From the entries that follow, gather each line holding the word "PERFECCIONAMENT".
--- Start EXTRACTED INFORMATION ---
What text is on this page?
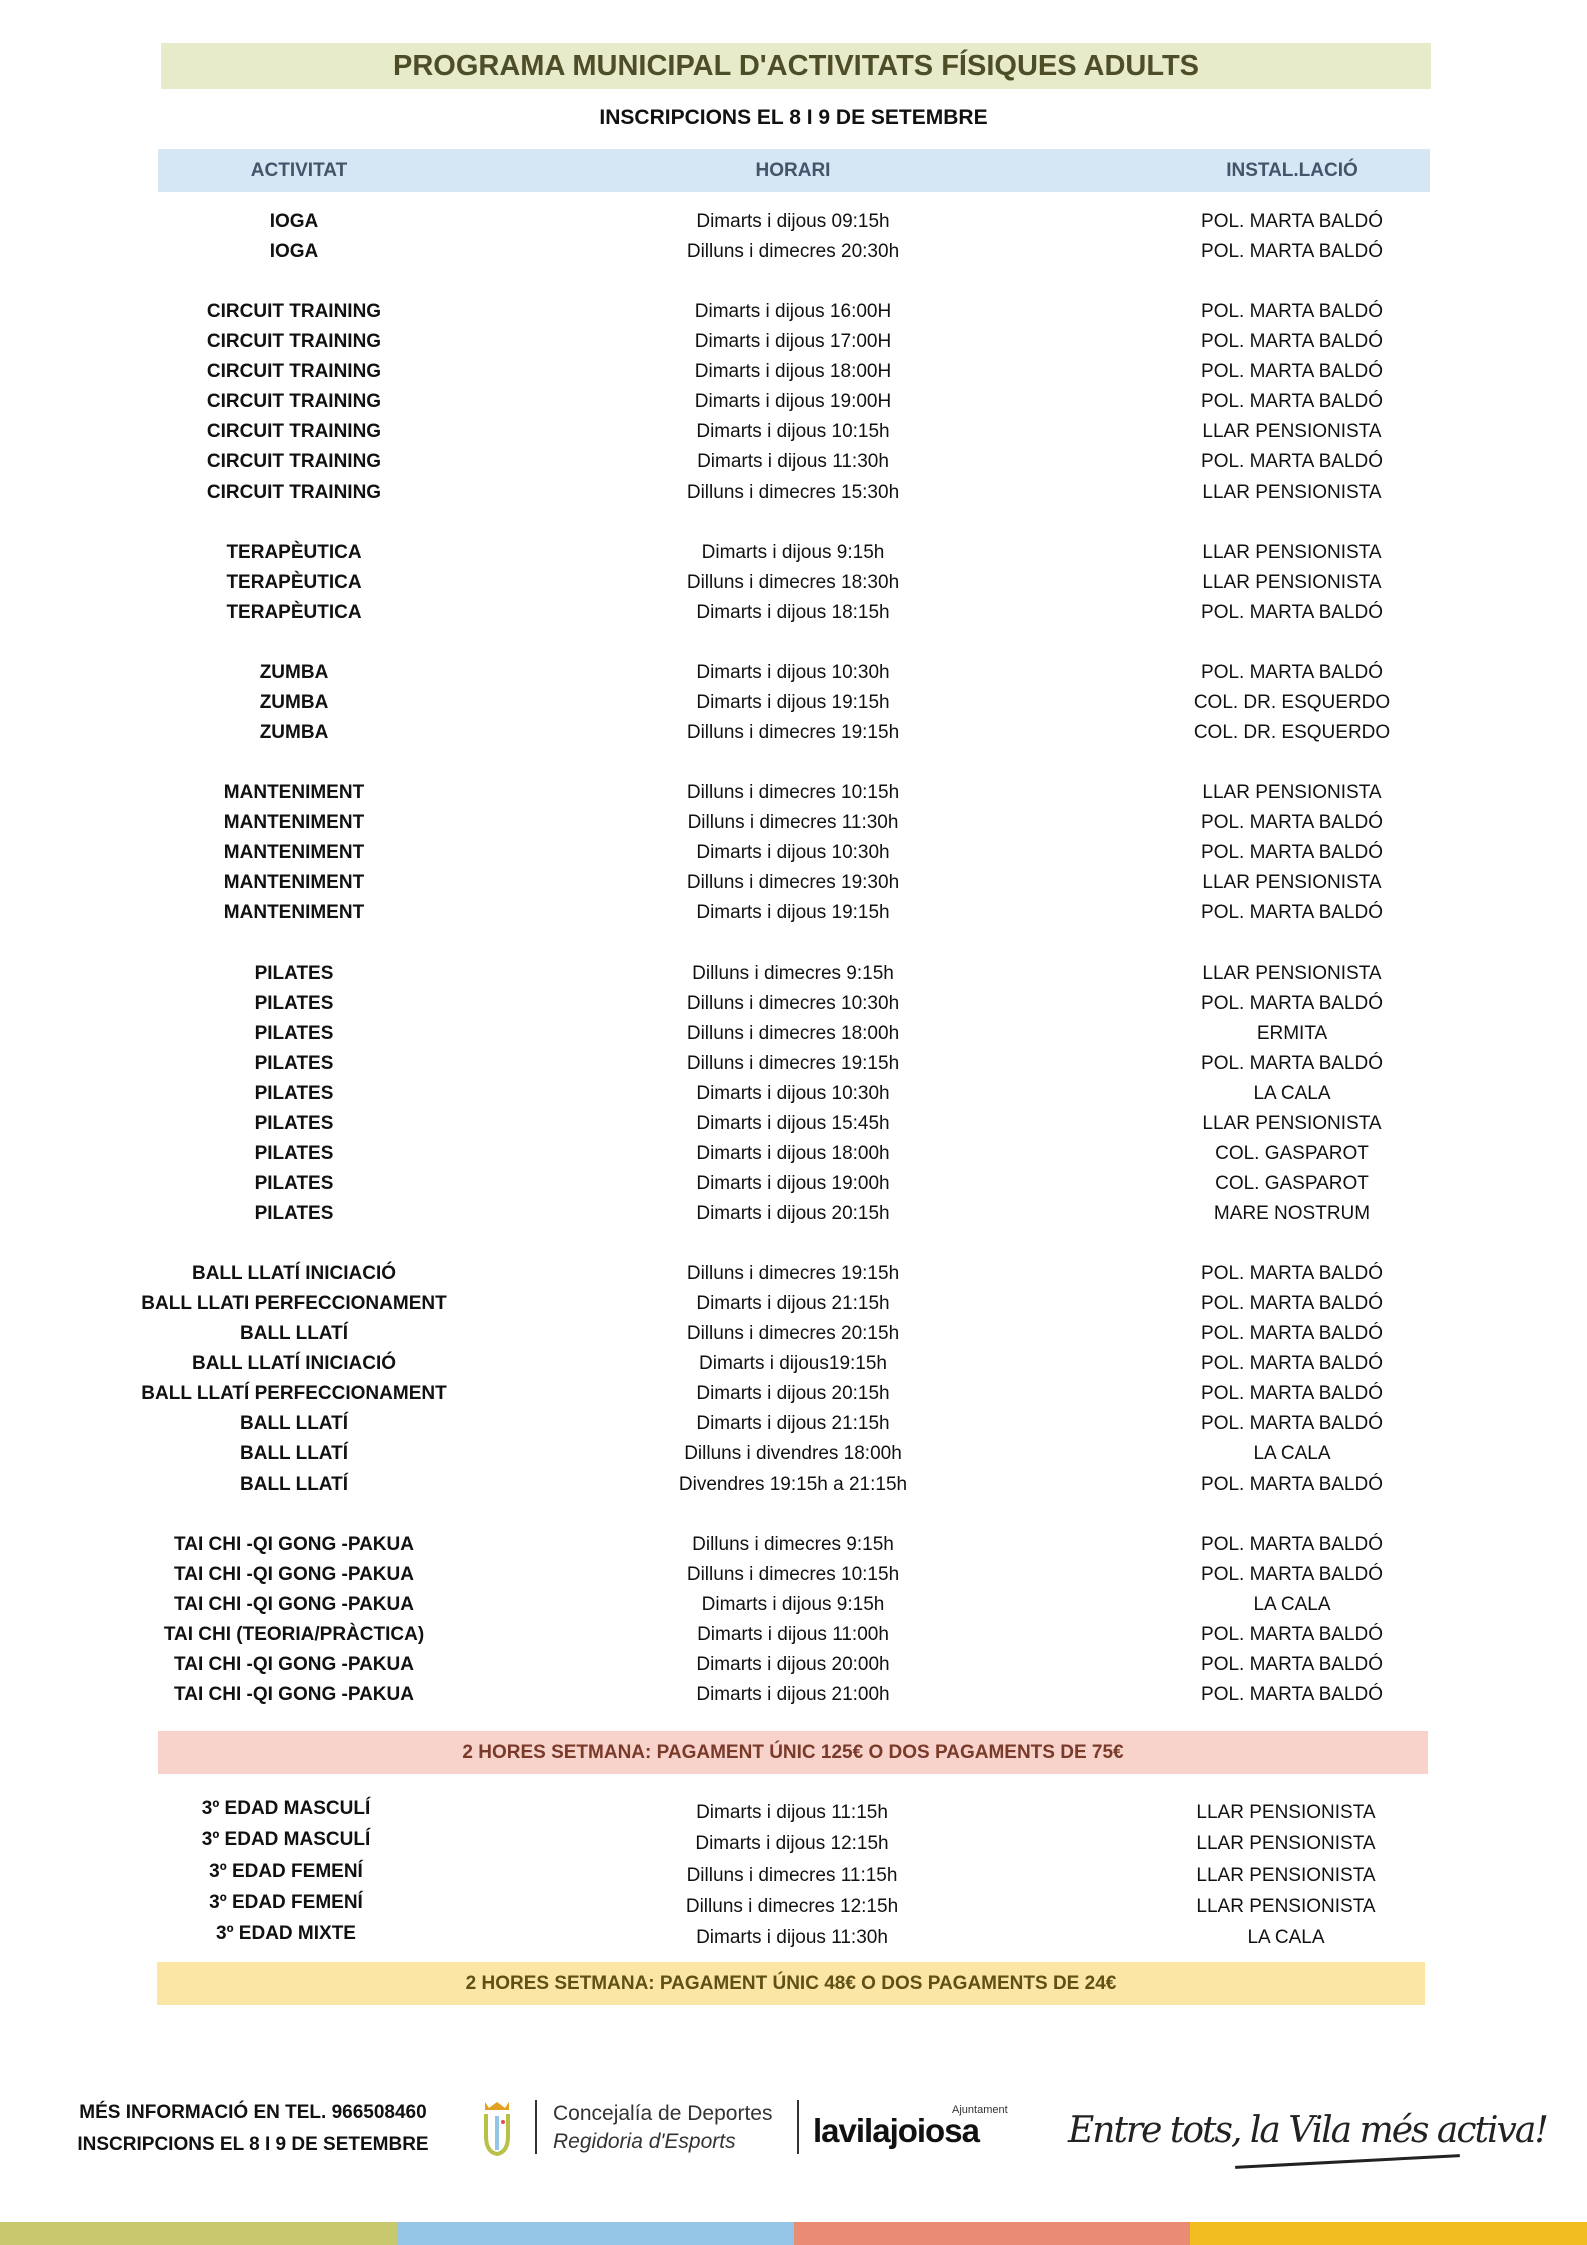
PROGRAMA MUNICIPAL D'ACTIVITATS FÍSIQUES ADULTS
INSCRIPCIONS EL 8 I 9 DE SETEMBRE
ACTIVITAT	HORARI	INSTAL.LACIÓ
IOGA	Dimarts i dijous 09:15h	POL. MARTA BALDÓ
IOGA	Dilluns i dimecres 20:30h	POL. MARTA BALDÓ
CIRCUIT TRAINING	Dimarts i dijous 16:00H	POL. MARTA BALDÓ
CIRCUIT TRAINING	Dimarts i dijous 17:00H	POL. MARTA BALDÓ
CIRCUIT TRAINING	Dimarts i dijous 18:00H	POL. MARTA BALDÓ
CIRCUIT TRAINING	Dimarts i dijous 19:00H	POL. MARTA BALDÓ
CIRCUIT TRAINING	Dimarts i dijous 10:15h	LLAR PENSIONISTA
CIRCUIT TRAINING	Dimarts i dijous 11:30h	POL. MARTA BALDÓ
CIRCUIT TRAINING	Dilluns i dimecres 15:30h	LLAR PENSIONISTA
TERAPÈUTICA	Dimarts i dijous 9:15h	LLAR PENSIONISTA
TERAPÈUTICA	Dilluns i dimecres 18:30h	LLAR PENSIONISTA
TERAPÈUTICA	Dimarts i dijous 18:15h	POL. MARTA BALDÓ
ZUMBA	Dimarts i dijous 10:30h	POL. MARTA BALDÓ
ZUMBA	Dimarts i dijous 19:15h	COL. DR. ESQUERDO
ZUMBA	Dilluns i dimecres 19:15h	COL. DR. ESQUERDO
MANTENIMENT	Dilluns i dimecres 10:15h	LLAR PENSIONISTA
MANTENIMENT	Dilluns i dimecres 11:30h	POL. MARTA BALDÓ
MANTENIMENT	Dimarts i dijous 10:30h	POL. MARTA BALDÓ
MANTENIMENT	Dilluns i dimecres 19:30h	LLAR PENSIONISTA
MANTENIMENT	Dimarts i dijous 19:15h	POL. MARTA BALDÓ
PILATES	Dilluns i dimecres 9:15h	LLAR PENSIONISTA
PILATES	Dilluns i dimecres 10:30h	POL. MARTA BALDÓ
PILATES	Dilluns i dimecres 18:00h	ERMITA
PILATES	Dilluns i dimecres 19:15h	POL. MARTA BALDÓ
PILATES	Dimarts i dijous 10:30h	LA CALA
PILATES	Dimarts i dijous 15:45h	LLAR PENSIONISTA
PILATES	Dimarts i dijous 18:00h	COL. GASPAROT
PILATES	Dimarts i dijous 19:00h	COL. GASPAROT
PILATES	Dimarts i dijous 20:15h	MARE NOSTRUM
BALL LLATÍ INICIACIÓ	Dilluns i dimecres 19:15h	POL. MARTA BALDÓ
BALL LLATI PERFECCIONAMENT	Dimarts i dijous 21:15h	POL. MARTA BALDÓ
BALL LLATÍ	Dilluns i dimecres 20:15h	POL. MARTA BALDÓ
BALL LLATÍ INICIACIÓ	Dimarts i dijous19:15h	POL. MARTA BALDÓ
BALL LLATÍ PERFECCIONAMENT	Dimarts i dijous 20:15h	POL. MARTA BALDÓ
BALL LLATÍ	Dimarts i dijous 21:15h	POL. MARTA BALDÓ
BALL LLATÍ	Dilluns i divendres 18:00h	LA CALA
BALL LLATÍ	Divendres 19:15h a 21:15h	POL. MARTA BALDÓ
TAI CHI -QI GONG -PAKUA	Dilluns i dimecres 9:15h	POL. MARTA BALDÓ
TAI CHI -QI GONG -PAKUA	Dilluns i dimecres 10:15h	POL. MARTA BALDÓ
TAI CHI -QI GONG -PAKUA	Dimarts i dijous 9:15h	LA CALA
TAI CHI (TEORIA/PRÀCTICA)	Dimarts i dijous 11:00h	POL. MARTA BALDÓ
TAI CHI -QI GONG -PAKUA	Dimarts i dijous 20:00h	POL. MARTA BALDÓ
TAI CHI -QI GONG -PAKUA	Dimarts i dijous 21:00h	POL. MARTA BALDÓ
2 HORES SETMANA: PAGAMENT ÚNIC 125€ O DOS PAGAMENTS DE 75€
3º EDAD MASCULÍ	Dimarts i dijous 11:15h	LLAR PENSIONISTA
3º EDAD MASCULÍ	Dimarts i dijous 12:15h	LLAR PENSIONISTA
3º EDAD FEMENÍ	Dilluns i dimecres 11:15h	LLAR PENSIONISTA
3º EDAD FEMENÍ	Dilluns i dimecres 12:15h	LLAR PENSIONISTA
3º EDAD MIXTE	Dimarts i dijous 11:30h	LA CALA
2 HORES SETMANA: PAGAMENT ÚNIC 48€ O DOS PAGAMENTS DE 24€
MÉS INFORMACIÓ EN TEL. 966508460
INSCRIPCIONS EL 8 I 9 DE SETEMBRE
Concejalía de Deportes
Regidoria d'Esports
Ajuntament
lavilajoiosa Entre tots, la Vila més activa!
--- End EXTRACTED INFORMATION ---
• RESULT OF THE TASK:
BALL LLATI PERFECCIONAMENT	Dimarts i dijous 21:15h	POL. MARTA BALDÓ
BALL LLATÍ PERFECCIONAMENT	Dimarts i dijous 20:15h	POL. MARTA BALDÓ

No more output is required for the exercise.